Excerpted text:
Studio album by Whitehouse
- Released: January 1992
- Recorded: 1991
- Genre: Power electronics, dark ambient
- Length: 38:15
- Label: Susan Lawly
- Producer: Whitehouse, Steve Albini, Scorpio

Whitehouse chronology
| Thank Your Lucky Stars (1990) | Twice Is Not Enough (1992) | Never Forget Death (1992) |

= Twice Is Not Enough =

Twice Is Not Enough is the eleventh studio album by power electronics band Whitehouse, released in 1991 through Susan Lawly. The album cover, depicting a dog sitting on a bed, was drawn by Trevor Brown, and references multiple different murders performed by serial killers. In 1999, the album was reissued as a special edition CD with bonus tracks, all of which originated from the band's 1992 album Never Forget Death, which was out-of-print by that point in time.

Aim: Transcribe the Twice Is Not Enough article word for word, starting with "Studio album by Whitehouse" and going on through "point in time.".

Supplied information:
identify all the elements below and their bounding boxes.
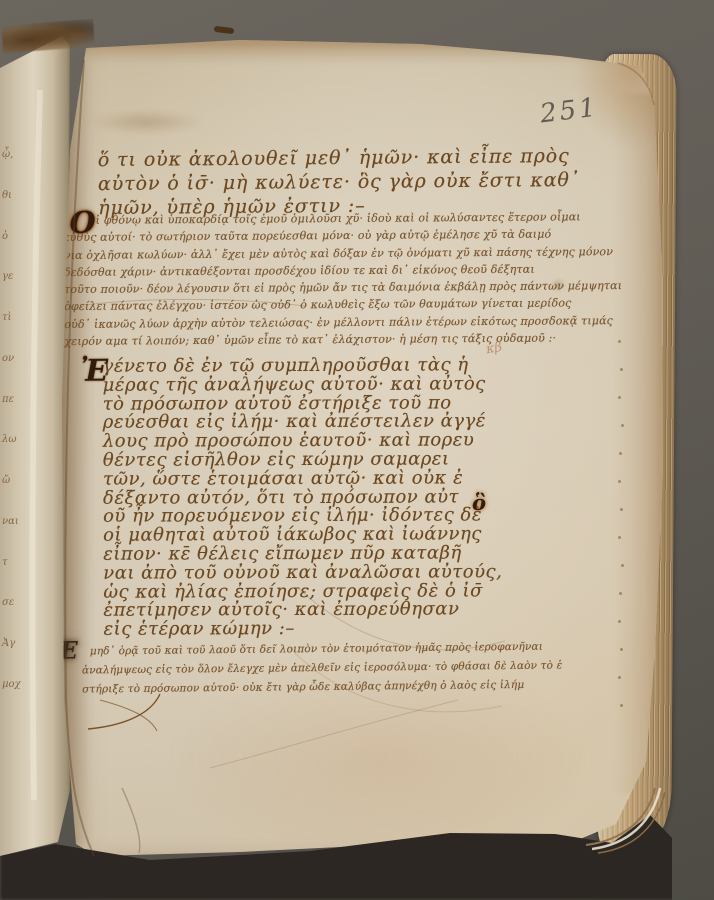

Solution for this problem:
Studio album by Whitehouse
- Released: January 1992
- Recorded: 1991
- Genre: Power electronics, dark ambient
- Length: 38:15
- Label: Susan Lawly
- Producer: Whitehouse, Steve Albini, Scorpio

Whitehouse chronology
| Thank Your Lucky Stars (1990) | Twice Is Not Enough (1992) | Never Forget Death (1992) |

= Twice Is Not Enough =

Twice Is Not Enough is the eleventh studio album by power electronics band Whitehouse, released in 1991 through Susan Lawly. The album cover, depicting a dog sitting on a bed, was drawn by Trevor Brown, and references multiple different murders performed by serial killers. In 1999, the album was reissued as a special edition CD with bonus tracks, all of which originated from the band's 1992 album Never Forget Death, which was out-of-print by that point in time.